#### Challenge:
Can you reproduce the data beneath, keeping every line exact?

#### Given records:
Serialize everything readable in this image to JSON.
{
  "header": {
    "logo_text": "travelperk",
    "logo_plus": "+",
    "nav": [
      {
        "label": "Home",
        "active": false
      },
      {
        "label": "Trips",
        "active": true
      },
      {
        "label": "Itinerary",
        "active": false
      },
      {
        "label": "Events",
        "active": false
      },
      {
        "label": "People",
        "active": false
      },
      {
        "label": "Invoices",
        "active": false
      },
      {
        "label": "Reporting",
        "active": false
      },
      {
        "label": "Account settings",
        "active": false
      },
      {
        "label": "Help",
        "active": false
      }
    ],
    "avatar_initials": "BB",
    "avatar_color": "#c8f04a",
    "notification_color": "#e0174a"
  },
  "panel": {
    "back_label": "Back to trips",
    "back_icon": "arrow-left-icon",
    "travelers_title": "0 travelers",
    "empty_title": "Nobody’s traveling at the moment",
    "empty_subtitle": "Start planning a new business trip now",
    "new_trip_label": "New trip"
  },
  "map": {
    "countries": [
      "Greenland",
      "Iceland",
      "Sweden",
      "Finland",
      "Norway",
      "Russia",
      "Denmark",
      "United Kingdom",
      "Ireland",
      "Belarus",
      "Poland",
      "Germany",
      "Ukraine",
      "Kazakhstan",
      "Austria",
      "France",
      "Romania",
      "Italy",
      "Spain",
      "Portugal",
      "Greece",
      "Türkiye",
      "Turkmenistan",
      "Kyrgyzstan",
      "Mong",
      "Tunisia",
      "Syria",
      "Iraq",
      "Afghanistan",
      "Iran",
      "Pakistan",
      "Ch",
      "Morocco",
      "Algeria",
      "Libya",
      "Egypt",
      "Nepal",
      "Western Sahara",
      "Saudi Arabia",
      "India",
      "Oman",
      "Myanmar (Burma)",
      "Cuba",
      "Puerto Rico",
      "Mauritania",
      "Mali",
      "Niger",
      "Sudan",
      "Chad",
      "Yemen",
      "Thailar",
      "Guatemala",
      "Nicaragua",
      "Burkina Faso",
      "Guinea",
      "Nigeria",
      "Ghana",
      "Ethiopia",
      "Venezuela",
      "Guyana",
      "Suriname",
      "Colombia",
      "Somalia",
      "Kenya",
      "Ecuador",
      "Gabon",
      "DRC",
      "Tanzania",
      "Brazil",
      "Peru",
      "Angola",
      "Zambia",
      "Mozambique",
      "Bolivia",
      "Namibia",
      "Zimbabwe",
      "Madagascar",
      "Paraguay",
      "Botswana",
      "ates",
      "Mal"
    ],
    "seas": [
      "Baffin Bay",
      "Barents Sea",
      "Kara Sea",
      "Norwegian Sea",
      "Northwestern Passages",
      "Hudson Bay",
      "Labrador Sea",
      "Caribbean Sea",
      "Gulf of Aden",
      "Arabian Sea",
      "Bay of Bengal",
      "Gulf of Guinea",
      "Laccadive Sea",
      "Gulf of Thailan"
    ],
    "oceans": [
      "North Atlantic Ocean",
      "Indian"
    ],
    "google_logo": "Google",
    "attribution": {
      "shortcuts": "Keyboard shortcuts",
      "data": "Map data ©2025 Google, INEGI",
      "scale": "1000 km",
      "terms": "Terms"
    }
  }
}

#### Task solution:
Serialize everything readable in this image to JSON.
{
  "header": {
    "logo_text": "travelperk",
    "logo_plus": "+",
    "nav": [
      {
        "label": "Home",
        "active": false
      },
      {
        "label": "Trips",
        "active": true
      },
      {
        "label": "Itinerary",
        "active": false
      },
      {
        "label": "Events",
        "active": false
      },
      {
        "label": "People",
        "active": false
      },
      {
        "label": "Invoices",
        "active": false
      },
      {
        "label": "Reporting",
        "active": false
      },
      {
        "label": "Account settings",
        "active": false
      },
      {
        "label": "Help",
        "active": false
      }
    ],
    "avatar_initials": "BB",
    "avatar_color": "#c8f04a",
    "notification_color": "#e0174a"
  },
  "panel": {
    "back_label": "Back to trips",
    "back_icon": "arrow-left-icon",
    "travelers_title": "0 travelers",
    "empty_title": "Nobody’s traveling at the moment",
    "empty_subtitle": "Start planning a new business trip now",
    "new_trip_label": "New trip"
  },
  "map": {
    "countries": [
      "Greenland",
      "Iceland",
      "Sweden",
      "Finland",
      "Norway",
      "Russia",
      "Denmark",
      "United Kingdom",
      "Ireland",
      "Belarus",
      "Poland",
      "Germany",
      "Ukraine",
      "Kazakhstan",
      "Austria",
      "France",
      "Romania",
      "Italy",
      "Spain",
      "Portugal",
      "Greece",
      "Türkiye",
      "Turkmenistan",
      "Kyrgyzstan",
      "Mong",
      "Tunisia",
      "Syria",
      "Iraq",
      "Afghanistan",
      "Iran",
      "Pakistan",
      "Ch",
      "Morocco",
      "Algeria",
      "Libya",
      "Egypt",
      "Nepal",
      "Western Sahara",
      "Saudi Arabia",
      "India",
      "Oman",
      "Myanmar (Burma)",
      "Cuba",
      "Puerto Rico",
      "Mauritania",
      "Mali",
      "Niger",
      "Sudan",
      "Chad",
      "Yemen",
      "Thailar",
      "Guatemala",
      "Nicaragua",
      "Burkina Faso",
      "Guinea",
      "Nigeria",
      "Ghana",
      "Ethiopia",
      "Venezuela",
      "Guyana",
      "Suriname",
      "Colombia",
      "Somalia",
      "Kenya",
      "Ecuador",
      "Gabon",
      "DRC",
      "Tanzania",
      "Brazil",
      "Peru",
      "Angola",
      "Zambia",
      "Mozambique",
      "Bolivia",
      "Namibia",
      "Zimbabwe",
      "Madagascar",
      "Paraguay",
      "Botswana",
      "ates",
      "Mal"
    ],
    "seas": [
      "Baffin Bay",
      "Barents Sea",
      "Kara Sea",
      "Norwegian Sea",
      "Northwestern Passages",
      "Hudson Bay",
      "Labrador Sea",
      "Caribbean Sea",
      "Gulf of Aden",
      "Arabian Sea",
      "Bay of Bengal",
      "Gulf of Guinea",
      "Laccadive Sea",
      "Gulf of Thailan"
    ],
    "oceans": [
      "North Atlantic Ocean",
      "Indian"
    ],
    "google_logo": "Google",
    "attribution": {
      "shortcuts": "Keyboard shortcuts",
      "data": "Map data ©2025 Google, INEGI",
      "scale": "1000 km",
      "terms": "Terms"
    }
  }
}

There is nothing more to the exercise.